• [Stated problem] You are to retype all of the data exactly as it appears.

--- Start of Stored records ---

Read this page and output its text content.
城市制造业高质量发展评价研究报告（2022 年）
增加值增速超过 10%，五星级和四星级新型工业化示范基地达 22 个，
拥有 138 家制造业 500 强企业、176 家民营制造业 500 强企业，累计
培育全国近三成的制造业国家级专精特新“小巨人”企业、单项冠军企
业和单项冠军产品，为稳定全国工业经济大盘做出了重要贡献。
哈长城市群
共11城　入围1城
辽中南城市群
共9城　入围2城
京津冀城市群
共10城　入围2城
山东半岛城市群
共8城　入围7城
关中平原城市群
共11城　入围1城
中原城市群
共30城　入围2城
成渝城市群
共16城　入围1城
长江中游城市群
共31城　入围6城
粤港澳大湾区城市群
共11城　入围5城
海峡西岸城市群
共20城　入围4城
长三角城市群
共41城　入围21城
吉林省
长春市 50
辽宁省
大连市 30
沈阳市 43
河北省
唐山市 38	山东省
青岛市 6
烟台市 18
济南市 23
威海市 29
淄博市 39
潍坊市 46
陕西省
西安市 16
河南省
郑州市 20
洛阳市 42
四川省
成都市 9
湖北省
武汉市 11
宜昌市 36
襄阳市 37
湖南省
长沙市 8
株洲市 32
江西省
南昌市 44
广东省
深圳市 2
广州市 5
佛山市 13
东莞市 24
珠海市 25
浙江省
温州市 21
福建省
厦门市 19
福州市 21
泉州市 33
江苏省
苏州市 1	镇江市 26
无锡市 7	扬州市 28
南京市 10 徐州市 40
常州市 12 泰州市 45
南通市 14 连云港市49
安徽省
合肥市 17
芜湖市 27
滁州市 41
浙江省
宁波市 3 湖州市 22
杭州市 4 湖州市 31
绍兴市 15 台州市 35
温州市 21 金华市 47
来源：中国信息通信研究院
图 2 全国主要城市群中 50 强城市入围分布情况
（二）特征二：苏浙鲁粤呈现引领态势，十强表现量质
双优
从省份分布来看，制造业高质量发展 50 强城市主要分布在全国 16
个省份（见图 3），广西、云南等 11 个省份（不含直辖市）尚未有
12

--- End of Stored records ---

• [Problem solution]
Read this page and output its text content.
城市制造业高质量发展评价研究报告（2022 年）
增加值增速超过 10%，五星级和四星级新型工业化示范基地达 22 个，
拥有 138 家制造业 500 强企业、176 家民营制造业 500 强企业，累计
培育全国近三成的制造业国家级专精特新“小巨人”企业、单项冠军企
业和单项冠军产品，为稳定全国工业经济大盘做出了重要贡献。
哈长城市群
共11城　入围1城
辽中南城市群
共9城　入围2城
京津冀城市群
共10城　入围2城
山东半岛城市群
共8城　入围7城
关中平原城市群
共11城　入围1城
中原城市群
共30城　入围2城
成渝城市群
共16城　入围1城
长江中游城市群
共31城　入围6城
粤港澳大湾区城市群
共11城　入围5城
海峡西岸城市群
共20城　入围4城
长三角城市群
共41城　入围21城
吉林省
长春市 50
辽宁省
大连市 30
沈阳市 43
河北省
唐山市 38	山东省
青岛市 6
烟台市 18
济南市 23
威海市 29
淄博市 39
潍坊市 46
陕西省
西安市 16
河南省
郑州市 20
洛阳市 42
四川省
成都市 9
湖北省
武汉市 11
宜昌市 36
襄阳市 37
湖南省
长沙市 8
株洲市 32
江西省
南昌市 44
广东省
深圳市 2
广州市 5
佛山市 13
东莞市 24
珠海市 25
浙江省
温州市 21
福建省
厦门市 19
福州市 21
泉州市 33
江苏省
苏州市 1	镇江市 26
无锡市 7	扬州市 28
南京市 10 徐州市 40
常州市 12 泰州市 45
南通市 14 连云港市49
安徽省
合肥市 17
芜湖市 27
滁州市 41
浙江省
宁波市 3 湖州市 22
杭州市 4 湖州市 31
绍兴市 15 台州市 35
温州市 21 金华市 47
来源：中国信息通信研究院
图 2 全国主要城市群中 50 强城市入围分布情况
（二）特征二：苏浙鲁粤呈现引领态势，十强表现量质
双优
从省份分布来看，制造业高质量发展 50 强城市主要分布在全国 16
个省份（见图 3），广西、云南等 11 个省份（不含直辖市）尚未有
12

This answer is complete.